» **Exercise objective**:
Copy the data that follows, character for character, minus the pictures.

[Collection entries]
%%
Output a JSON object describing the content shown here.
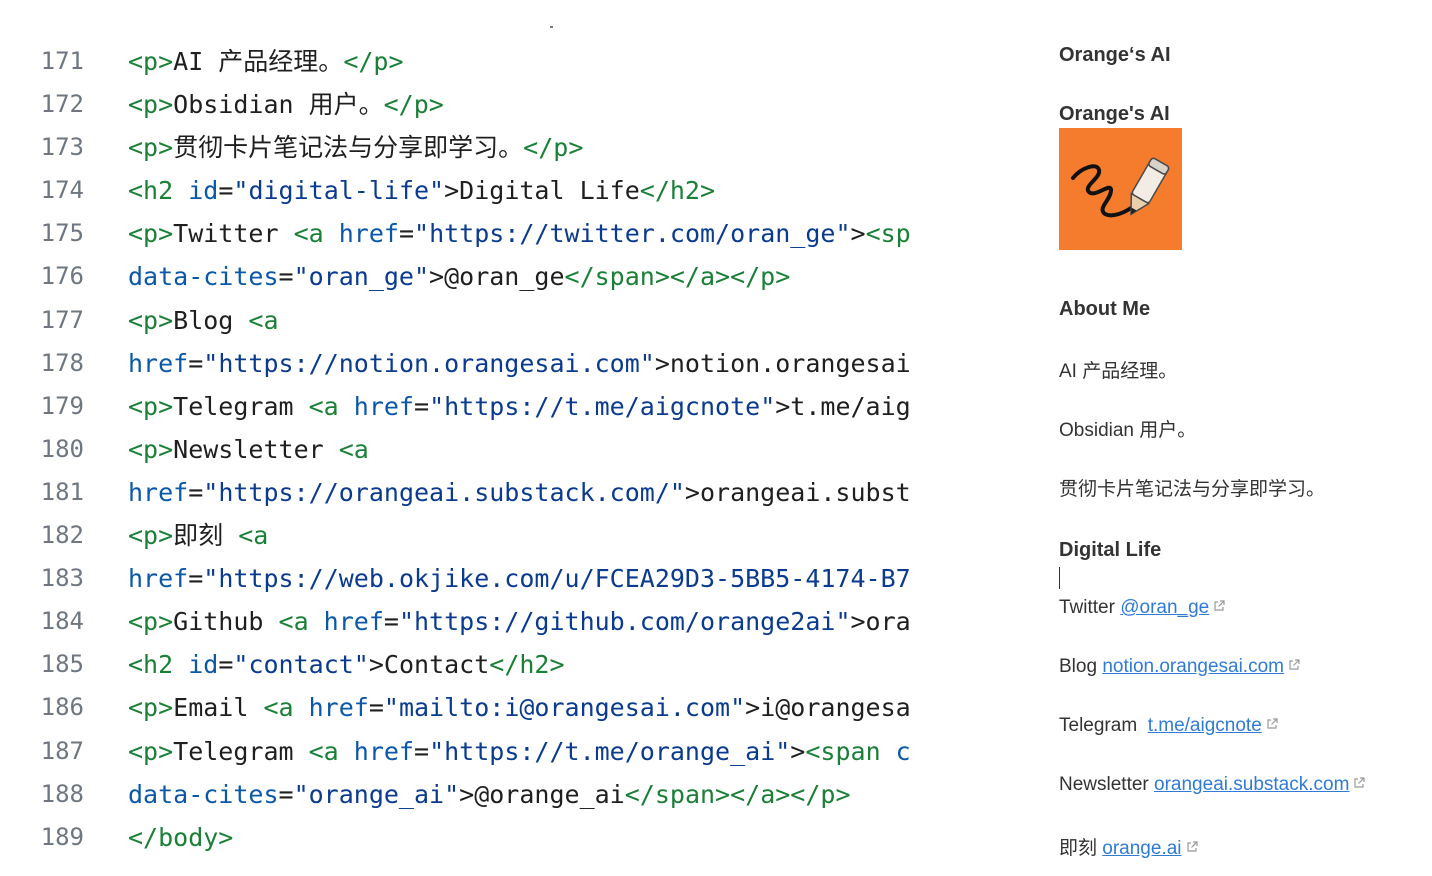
{
  "editor": {
    "lines": [
      {
        "num": "171",
        "tokens": [
          [
            "tag",
            "<p>"
          ],
          [
            "txt",
            "AI 产品经理。"
          ],
          [
            "tag",
            "</p>"
          ]
        ]
      },
      {
        "num": "172",
        "tokens": [
          [
            "tag",
            "<p>"
          ],
          [
            "txt",
            "Obsidian 用户。"
          ],
          [
            "tag",
            "</p>"
          ]
        ]
      },
      {
        "num": "173",
        "tokens": [
          [
            "tag",
            "<p>"
          ],
          [
            "txt",
            "贯彻卡片笔记法与分享即学习。"
          ],
          [
            "tag",
            "</p>"
          ]
        ]
      },
      {
        "num": "174",
        "tokens": [
          [
            "tag",
            "<h2 "
          ],
          [
            "attr",
            "id"
          ],
          [
            "txt",
            "="
          ],
          [
            "str",
            "\"digital-life\""
          ],
          [
            "txt",
            ">Digital Life"
          ],
          [
            "tag",
            "</h2>"
          ]
        ]
      },
      {
        "num": "175",
        "tokens": [
          [
            "tag",
            "<p>"
          ],
          [
            "txt",
            "Twitter "
          ],
          [
            "tag",
            "<a "
          ],
          [
            "attr",
            "href"
          ],
          [
            "txt",
            "="
          ],
          [
            "str",
            "\"https://twitter.com/oran_ge\""
          ],
          [
            "txt",
            ">"
          ],
          [
            "tag",
            "<sp"
          ]
        ]
      },
      {
        "num": "176",
        "tokens": [
          [
            "attr",
            "data-cites"
          ],
          [
            "txt",
            "="
          ],
          [
            "str",
            "\"oran_ge\""
          ],
          [
            "txt",
            ">@oran_ge"
          ],
          [
            "tag",
            "</span></a></p>"
          ]
        ]
      },
      {
        "num": "177",
        "tokens": [
          [
            "tag",
            "<p>"
          ],
          [
            "txt",
            "Blog "
          ],
          [
            "tag",
            "<a"
          ]
        ]
      },
      {
        "num": "178",
        "tokens": [
          [
            "attr",
            "href"
          ],
          [
            "txt",
            "="
          ],
          [
            "str",
            "\"https://notion.orangesai.com\""
          ],
          [
            "txt",
            ">notion.orangesai"
          ]
        ]
      },
      {
        "num": "179",
        "tokens": [
          [
            "tag",
            "<p>"
          ],
          [
            "txt",
            "Telegram "
          ],
          [
            "tag",
            "<a "
          ],
          [
            "attr",
            "href"
          ],
          [
            "txt",
            "="
          ],
          [
            "str",
            "\"https://t.me/aigcnote\""
          ],
          [
            "txt",
            ">t.me/aig"
          ]
        ]
      },
      {
        "num": "180",
        "tokens": [
          [
            "tag",
            "<p>"
          ],
          [
            "txt",
            "Newsletter "
          ],
          [
            "tag",
            "<a"
          ]
        ]
      },
      {
        "num": "181",
        "tokens": [
          [
            "attr",
            "href"
          ],
          [
            "txt",
            "="
          ],
          [
            "str",
            "\"https://orangeai.substack.com/\""
          ],
          [
            "txt",
            ">orangeai.subst"
          ]
        ]
      },
      {
        "num": "182",
        "tokens": [
          [
            "tag",
            "<p>"
          ],
          [
            "txt",
            "即刻 "
          ],
          [
            "tag",
            "<a"
          ]
        ]
      },
      {
        "num": "183",
        "tokens": [
          [
            "attr",
            "href"
          ],
          [
            "txt",
            "="
          ],
          [
            "str",
            "\"https://web.okjike.com/u/FCEA29D3-5BB5-4174-B7"
          ]
        ]
      },
      {
        "num": "184",
        "tokens": [
          [
            "tag",
            "<p>"
          ],
          [
            "txt",
            "Github "
          ],
          [
            "tag",
            "<a "
          ],
          [
            "attr",
            "href"
          ],
          [
            "txt",
            "="
          ],
          [
            "str",
            "\"https://github.com/orange2ai\""
          ],
          [
            "txt",
            ">ora"
          ]
        ]
      },
      {
        "num": "185",
        "tokens": [
          [
            "tag",
            "<h2 "
          ],
          [
            "attr",
            "id"
          ],
          [
            "txt",
            "="
          ],
          [
            "str",
            "\"contact\""
          ],
          [
            "txt",
            ">Contact"
          ],
          [
            "tag",
            "</h2>"
          ]
        ]
      },
      {
        "num": "186",
        "tokens": [
          [
            "tag",
            "<p>"
          ],
          [
            "txt",
            "Email "
          ],
          [
            "tag",
            "<a "
          ],
          [
            "attr",
            "href"
          ],
          [
            "txt",
            "="
          ],
          [
            "str",
            "\"mailto:i@orangesai.com\""
          ],
          [
            "txt",
            ">i@orangesa"
          ]
        ]
      },
      {
        "num": "187",
        "tokens": [
          [
            "tag",
            "<p>"
          ],
          [
            "txt",
            "Telegram "
          ],
          [
            "tag",
            "<a "
          ],
          [
            "attr",
            "href"
          ],
          [
            "txt",
            "="
          ],
          [
            "str",
            "\"https://t.me/orange_ai\""
          ],
          [
            "txt",
            ">"
          ],
          [
            "tag",
            "<span "
          ],
          [
            "attr",
            "c"
          ]
        ]
      },
      {
        "num": "188",
        "tokens": [
          [
            "attr",
            "data-cites"
          ],
          [
            "txt",
            "="
          ],
          [
            "str",
            "\"orange_ai\""
          ],
          [
            "txt",
            ">@orange_ai"
          ],
          [
            "tag",
            "</span></a></p>"
          ]
        ]
      },
      {
        "num": "189",
        "tokens": [
          [
            "tag",
            "</body>"
          ]
        ]
      }
    ]
  },
  "preview": {
    "site_title": "Orange‘s AI",
    "avatar_title": "Orange's AI",
    "about_heading": "About Me",
    "about_lines": [
      "AI 产品经理。",
      "Obsidian 用户。",
      "贯彻卡片笔记法与分享即学习。"
    ],
    "digital_life_heading": "Digital Life",
    "links": [
      {
        "label": "Twitter ",
        "link": "@oran_ge"
      },
      {
        "label": "Blog ",
        "link": "notion.orangesai.com"
      },
      {
        "label": "Telegram  ",
        "link": "t.me/aigcnote"
      },
      {
        "label": "Newsletter ",
        "link": "orangeai.substack.com"
      },
      {
        "label": "即刻 ",
        "link": "orange.ai"
      }
    ]
  },
  "colors": {
    "tag": "#1a7f37",
    "attr": "#0b58a8",
    "string": "#0a3b8f",
    "link": "#2f7bd6",
    "avatar_bg": "#f47c2c"
  },
  "icons": [
    "external-link-icon",
    "pencil-scribble-icon"
  ]
}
%%
» **Reply**:
Output a JSON object describing the content shown here.
{
  "editor": {
    "lines": [
      {
        "num": "171",
        "tokens": [
          [
            "tag",
            "<p>"
          ],
          [
            "txt",
            "AI 产品经理。"
          ],
          [
            "tag",
            "</p>"
          ]
        ]
      },
      {
        "num": "172",
        "tokens": [
          [
            "tag",
            "<p>"
          ],
          [
            "txt",
            "Obsidian 用户。"
          ],
          [
            "tag",
            "</p>"
          ]
        ]
      },
      {
        "num": "173",
        "tokens": [
          [
            "tag",
            "<p>"
          ],
          [
            "txt",
            "贯彻卡片笔记法与分享即学习。"
          ],
          [
            "tag",
            "</p>"
          ]
        ]
      },
      {
        "num": "174",
        "tokens": [
          [
            "tag",
            "<h2 "
          ],
          [
            "attr",
            "id"
          ],
          [
            "txt",
            "="
          ],
          [
            "str",
            "\"digital-life\""
          ],
          [
            "txt",
            ">Digital Life"
          ],
          [
            "tag",
            "</h2>"
          ]
        ]
      },
      {
        "num": "175",
        "tokens": [
          [
            "tag",
            "<p>"
          ],
          [
            "txt",
            "Twitter "
          ],
          [
            "tag",
            "<a "
          ],
          [
            "attr",
            "href"
          ],
          [
            "txt",
            "="
          ],
          [
            "str",
            "\"https://twitter.com/oran_ge\""
          ],
          [
            "txt",
            ">"
          ],
          [
            "tag",
            "<sp"
          ]
        ]
      },
      {
        "num": "176",
        "tokens": [
          [
            "attr",
            "data-cites"
          ],
          [
            "txt",
            "="
          ],
          [
            "str",
            "\"oran_ge\""
          ],
          [
            "txt",
            ">@oran_ge"
          ],
          [
            "tag",
            "</span></a></p>"
          ]
        ]
      },
      {
        "num": "177",
        "tokens": [
          [
            "tag",
            "<p>"
          ],
          [
            "txt",
            "Blog "
          ],
          [
            "tag",
            "<a"
          ]
        ]
      },
      {
        "num": "178",
        "tokens": [
          [
            "attr",
            "href"
          ],
          [
            "txt",
            "="
          ],
          [
            "str",
            "\"https://notion.orangesai.com\""
          ],
          [
            "txt",
            ">notion.orangesai"
          ]
        ]
      },
      {
        "num": "179",
        "tokens": [
          [
            "tag",
            "<p>"
          ],
          [
            "txt",
            "Telegram "
          ],
          [
            "tag",
            "<a "
          ],
          [
            "attr",
            "href"
          ],
          [
            "txt",
            "="
          ],
          [
            "str",
            "\"https://t.me/aigcnote\""
          ],
          [
            "txt",
            ">t.me/aig"
          ]
        ]
      },
      {
        "num": "180",
        "tokens": [
          [
            "tag",
            "<p>"
          ],
          [
            "txt",
            "Newsletter "
          ],
          [
            "tag",
            "<a"
          ]
        ]
      },
      {
        "num": "181",
        "tokens": [
          [
            "attr",
            "href"
          ],
          [
            "txt",
            "="
          ],
          [
            "str",
            "\"https://orangeai.substack.com/\""
          ],
          [
            "txt",
            ">orangeai.subst"
          ]
        ]
      },
      {
        "num": "182",
        "tokens": [
          [
            "tag",
            "<p>"
          ],
          [
            "txt",
            "即刻 "
          ],
          [
            "tag",
            "<a"
          ]
        ]
      },
      {
        "num": "183",
        "tokens": [
          [
            "attr",
            "href"
          ],
          [
            "txt",
            "="
          ],
          [
            "str",
            "\"https://web.okjike.com/u/FCEA29D3-5BB5-4174-B7"
          ]
        ]
      },
      {
        "num": "184",
        "tokens": [
          [
            "tag",
            "<p>"
          ],
          [
            "txt",
            "Github "
          ],
          [
            "tag",
            "<a "
          ],
          [
            "attr",
            "href"
          ],
          [
            "txt",
            "="
          ],
          [
            "str",
            "\"https://github.com/orange2ai\""
          ],
          [
            "txt",
            ">ora"
          ]
        ]
      },
      {
        "num": "185",
        "tokens": [
          [
            "tag",
            "<h2 "
          ],
          [
            "attr",
            "id"
          ],
          [
            "txt",
            "="
          ],
          [
            "str",
            "\"contact\""
          ],
          [
            "txt",
            ">Contact"
          ],
          [
            "tag",
            "</h2>"
          ]
        ]
      },
      {
        "num": "186",
        "tokens": [
          [
            "tag",
            "<p>"
          ],
          [
            "txt",
            "Email "
          ],
          [
            "tag",
            "<a "
          ],
          [
            "attr",
            "href"
          ],
          [
            "txt",
            "="
          ],
          [
            "str",
            "\"mailto:i@orangesai.com\""
          ],
          [
            "txt",
            ">i@orangesa"
          ]
        ]
      },
      {
        "num": "187",
        "tokens": [
          [
            "tag",
            "<p>"
          ],
          [
            "txt",
            "Telegram "
          ],
          [
            "tag",
            "<a "
          ],
          [
            "attr",
            "href"
          ],
          [
            "txt",
            "="
          ],
          [
            "str",
            "\"https://t.me/orange_ai\""
          ],
          [
            "txt",
            ">"
          ],
          [
            "tag",
            "<span "
          ],
          [
            "attr",
            "c"
          ]
        ]
      },
      {
        "num": "188",
        "tokens": [
          [
            "attr",
            "data-cites"
          ],
          [
            "txt",
            "="
          ],
          [
            "str",
            "\"orange_ai\""
          ],
          [
            "txt",
            ">@orange_ai"
          ],
          [
            "tag",
            "</span></a></p>"
          ]
        ]
      },
      {
        "num": "189",
        "tokens": [
          [
            "tag",
            "</body>"
          ]
        ]
      }
    ]
  },
  "preview": {
    "site_title": "Orange‘s AI",
    "avatar_title": "Orange's AI",
    "about_heading": "About Me",
    "about_lines": [
      "AI 产品经理。",
      "Obsidian 用户。",
      "贯彻卡片笔记法与分享即学习。"
    ],
    "digital_life_heading": "Digital Life",
    "links": [
      {
        "label": "Twitter ",
        "link": "@oran_ge"
      },
      {
        "label": "Blog ",
        "link": "notion.orangesai.com"
      },
      {
        "label": "Telegram  ",
        "link": "t.me/aigcnote"
      },
      {
        "label": "Newsletter ",
        "link": "orangeai.substack.com"
      },
      {
        "label": "即刻 ",
        "link": "orange.ai"
      }
    ]
  },
  "colors": {
    "tag": "#1a7f37",
    "attr": "#0b58a8",
    "string": "#0a3b8f",
    "link": "#2f7bd6",
    "avatar_bg": "#f47c2c"
  },
  "icons": [
    "external-link-icon",
    "pencil-scribble-icon"
  ]
}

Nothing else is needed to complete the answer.